WRITTEN PROBLEM: Draw out every line with the word "JSON" from the listing below.

GIVEN DATA:
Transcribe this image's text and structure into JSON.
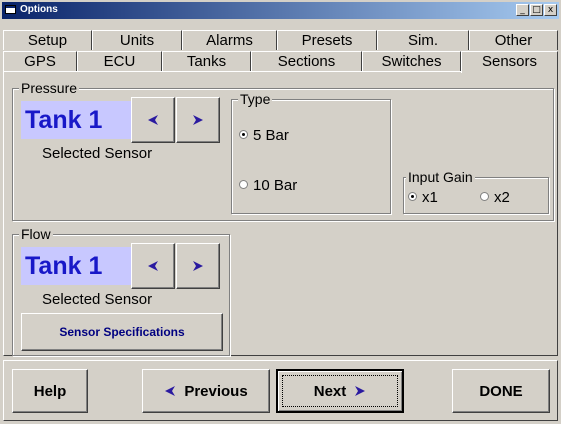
{
  "window": {
    "title": "Options",
    "minimize": "_",
    "maximize": "□",
    "close": "x"
  },
  "tabs_row1": [
    "Setup",
    "Units",
    "Alarms",
    "Presets",
    "Sim.",
    "Other"
  ],
  "tabs_row2": [
    "GPS",
    "ECU",
    "Tanks",
    "Sections",
    "Switches",
    "Sensors"
  ],
  "active_tab": "Sensors",
  "pressure": {
    "legend": "Pressure",
    "tank_label": "Tank 1",
    "selected_caption": "Selected Sensor",
    "type": {
      "legend": "Type",
      "options": [
        {
          "label": "5 Bar",
          "checked": true
        },
        {
          "label": "10 Bar",
          "checked": false
        }
      ]
    },
    "input_gain": {
      "legend": "Input Gain",
      "options": [
        {
          "label": "x1",
          "checked": true
        },
        {
          "label": "x2",
          "checked": false
        }
      ]
    }
  },
  "flow": {
    "legend": "Flow",
    "tank_label": "Tank 1",
    "selected_caption": "Selected Sensor",
    "specs_button": "Sensor Specifications"
  },
  "footer": {
    "help": "Help",
    "previous": "Previous",
    "next": "Next",
    "done": "DONE"
  },
  "colors": {
    "accent_arrow": "#2a1aa0",
    "tank_bg": "#c8c8ff",
    "tank_text": "#1818c8"
  }
}
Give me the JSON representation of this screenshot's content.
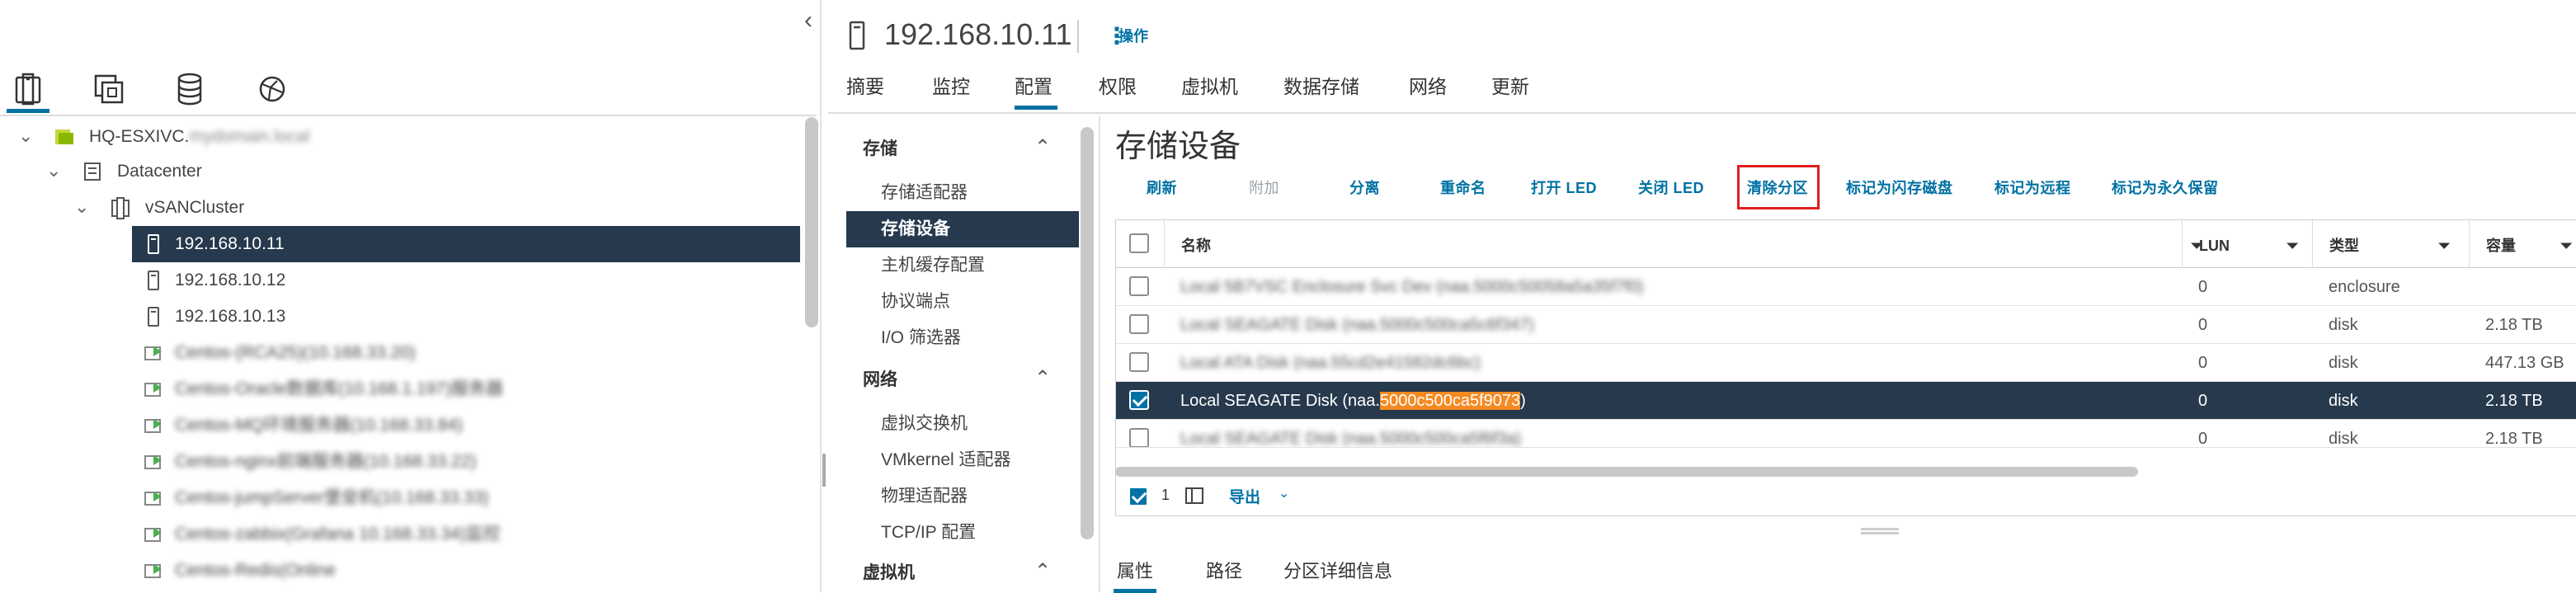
{
  "left": {
    "nav_icons": [
      "hosts-clusters-icon",
      "vms-templates-icon",
      "storage-icon",
      "networking-icon"
    ],
    "tree": [
      {
        "label": "HQ-ESXIVC.",
        "suffix": "mydomain.local",
        "icon": "vcenter-icon"
      },
      {
        "label": "Datacenter",
        "icon": "datacenter-icon"
      },
      {
        "label": "vSANCluster",
        "icon": "cluster-icon"
      },
      {
        "label": "192.168.10.11",
        "icon": "host-icon",
        "selected": true
      },
      {
        "label": "192.168.10.12",
        "icon": "host-icon"
      },
      {
        "label": "192.168.10.13",
        "icon": "host-icon"
      },
      {
        "label": "Centos-(RCA25)(10.168.33.20)",
        "icon": "vm-icon",
        "blurred": true
      },
      {
        "label": "Centos-Oracle数据库(10.168.1.197)服务器",
        "icon": "vm-icon",
        "blurred": true
      },
      {
        "label": "Centos-MQ环境服务器(10.168.33.84)",
        "icon": "vm-icon",
        "blurred": true
      },
      {
        "label": "Centos-nginx前端服务器(10.168.33.22)",
        "icon": "vm-icon",
        "blurred": true
      },
      {
        "label": "Centos-jumpServer堡垒机(10.168.33.33)",
        "icon": "vm-icon",
        "blurred": true
      },
      {
        "label": "Centos-zabbix(Grafana 10.168.33.34)监控",
        "icon": "vm-icon",
        "blurred": true
      },
      {
        "label": "Centos-Redis(Online",
        "icon": "vm-icon",
        "blurred": true
      }
    ]
  },
  "header": {
    "title": "192.168.10.11",
    "actions_label": "操作"
  },
  "tabs": [
    "摘要",
    "监控",
    "配置",
    "权限",
    "虚拟机",
    "数据存储",
    "网络",
    "更新"
  ],
  "subnav": {
    "sections": [
      {
        "title": "存储",
        "items": [
          "存储适配器",
          "存储设备",
          "主机缓存配置",
          "协议端点",
          "I/O 筛选器"
        ]
      },
      {
        "title": "网络",
        "items": [
          "虚拟交换机",
          "VMkernel 适配器",
          "物理适配器",
          "TCP/IP 配置"
        ]
      },
      {
        "title": "虚拟机",
        "items": []
      }
    ]
  },
  "panel": {
    "title": "存储设备",
    "toolbar": [
      "刷新",
      "附加",
      "分离",
      "重命名",
      "打开 LED",
      "关闭 LED",
      "清除分区",
      "标记为闪存磁盘",
      "标记为远程",
      "标记为永久保留"
    ],
    "columns": [
      "名称",
      "LUN",
      "类型",
      "容量"
    ],
    "rows": [
      {
        "name": "Local 5B7VSC Enclosure Svc Dev (naa.5000c50058a5a35f7f0)",
        "lun": "0",
        "type": "enclosure",
        "capacity": "",
        "blurred": true
      },
      {
        "name": "Local SEAGATE Disk (naa.5000c500ca5c6f347)",
        "lun": "0",
        "type": "disk",
        "capacity": "2.18 TB",
        "blurred": true
      },
      {
        "name": "Local ATA Disk (naa.55cd2e41582dc6bc)",
        "lun": "0",
        "type": "disk",
        "capacity": "447.13 GB",
        "blurred": true
      },
      {
        "name_prefix": "Local SEAGATE Disk (naa.",
        "name_highlight": "5000c500ca5f9073",
        "name_suffix": ")",
        "lun": "0",
        "type": "disk",
        "capacity": "2.18 TB",
        "selected": true
      },
      {
        "name": "Local SEAGATE Disk (naa.5000c500ca5f6f3a)",
        "lun": "0",
        "type": "disk",
        "capacity": "2.18 TB",
        "blurred": true
      }
    ],
    "footer": {
      "selected_count": "1",
      "export_label": "导出"
    },
    "sub_tabs": [
      "属性",
      "路径",
      "分区详细信息"
    ]
  }
}
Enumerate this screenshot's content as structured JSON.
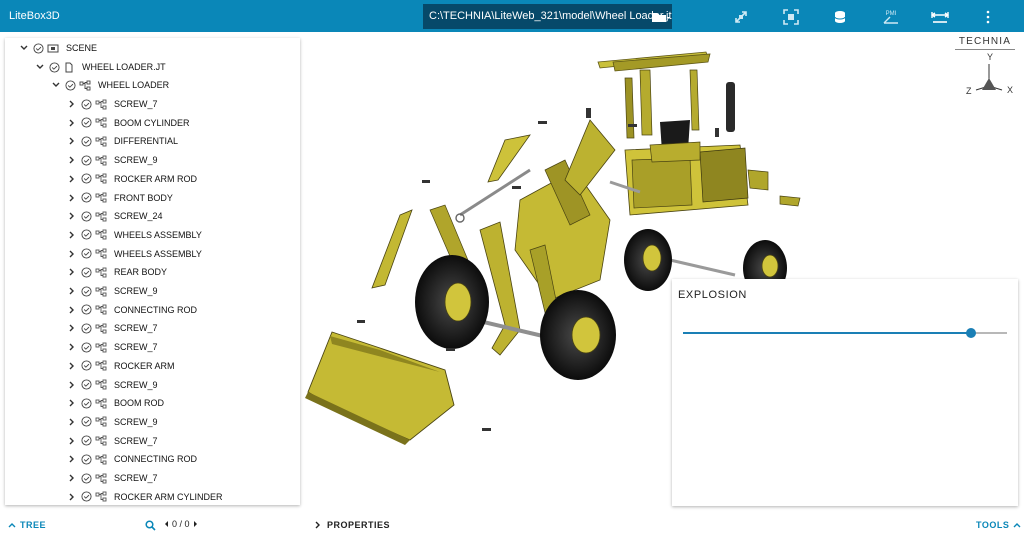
{
  "app": {
    "title": "LiteBox3D"
  },
  "toolbar": {
    "file_path": "C:\\TECHNIA\\LiteWeb_321\\model\\Wheel Loader.jt",
    "icons": [
      "folder-icon",
      "explode-icon",
      "fit-view-icon",
      "material-icon",
      "pmi-icon",
      "measure-icon",
      "more-vert-icon"
    ],
    "pmi_label": "PMI",
    "accent": "#0a87b8"
  },
  "tree": {
    "root": {
      "label": "SCENE"
    },
    "file": {
      "label": "WHEEL LOADER.JT"
    },
    "assembly": {
      "label": "WHEEL LOADER"
    },
    "items": [
      "SCREW_7",
      "BOOM CYLINDER",
      "DIFFERENTIAL",
      "SCREW_9",
      "ROCKER ARM ROD",
      "FRONT BODY",
      "SCREW_24",
      "WHEELS ASSEMBLY",
      "WHEELS ASSEMBLY",
      "REAR BODY",
      "SCREW_9",
      "CONNECTING ROD",
      "SCREW_7",
      "SCREW_7",
      "ROCKER ARM",
      "SCREW_9",
      "BOOM ROD",
      "SCREW_9",
      "SCREW_7",
      "CONNECTING ROD",
      "SCREW_7",
      "ROCKER ARM CYLINDER"
    ]
  },
  "explosion": {
    "title": "EXPLOSION",
    "value": 0.89
  },
  "logo": {
    "text": "TECHNIA"
  },
  "axis": {
    "x": "X",
    "y": "Y",
    "z": "Z"
  },
  "bottom": {
    "tree_label": "TREE",
    "search_counter": "0 / 0",
    "properties_label": "PROPERTIES",
    "tools_label": "TOOLS"
  }
}
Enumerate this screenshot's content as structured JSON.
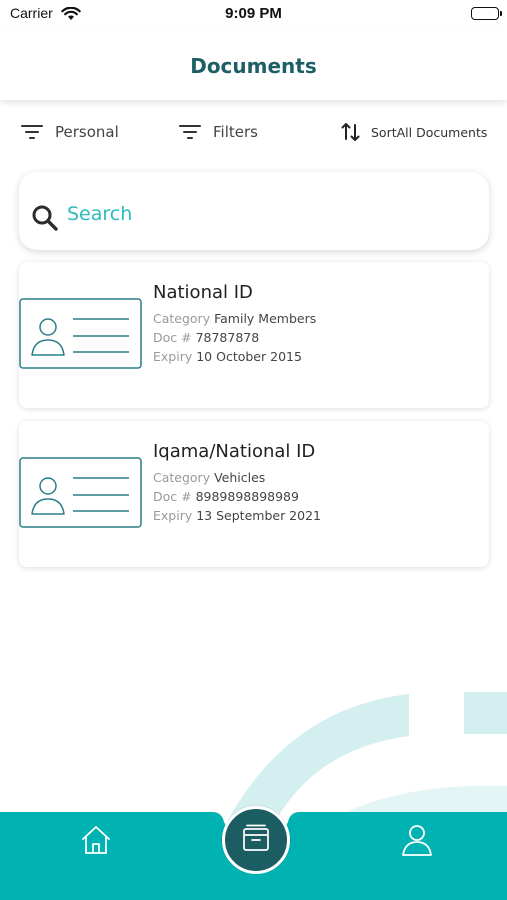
{
  "status_bar": {
    "carrier": "Carrier",
    "time": "9:09 PM"
  },
  "header": {
    "title": "Documents"
  },
  "filters": {
    "personal_label": "Personal",
    "filters_label": "Filters",
    "sort_label": "SortAll Documents"
  },
  "search": {
    "placeholder": "Search"
  },
  "documents": [
    {
      "title": "National ID",
      "category_key": "Category",
      "category_value": "Family Members",
      "doc_key": "Doc #",
      "doc_value": "78787878",
      "expiry_key": "Expiry",
      "expiry_value": "10 October 2015"
    },
    {
      "title": "Iqama/National ID",
      "category_key": "Category",
      "category_value": "Vehicles",
      "doc_key": "Doc #",
      "doc_value": "8989898898989",
      "expiry_key": "Expiry",
      "expiry_value": "13 September 2021"
    }
  ],
  "tab_bar": {
    "items": [
      {
        "icon": "home-icon"
      },
      {
        "icon": "archive-box-icon"
      },
      {
        "icon": "user-icon"
      }
    ],
    "active_index": 1
  },
  "colors": {
    "primary_dark": "#1e5f67",
    "accent_teal": "#00b2b2",
    "search_text": "#2bbcbc",
    "decor_light": "#d4eff0"
  }
}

RESPONSE TO THIS TASK:
Transcribe this image's text and structure into JSON.
Give me the JSON representation of this screenshot's content.
Enumerate this screenshot's content as structured JSON.
Enumerate this screenshot's content as structured JSON.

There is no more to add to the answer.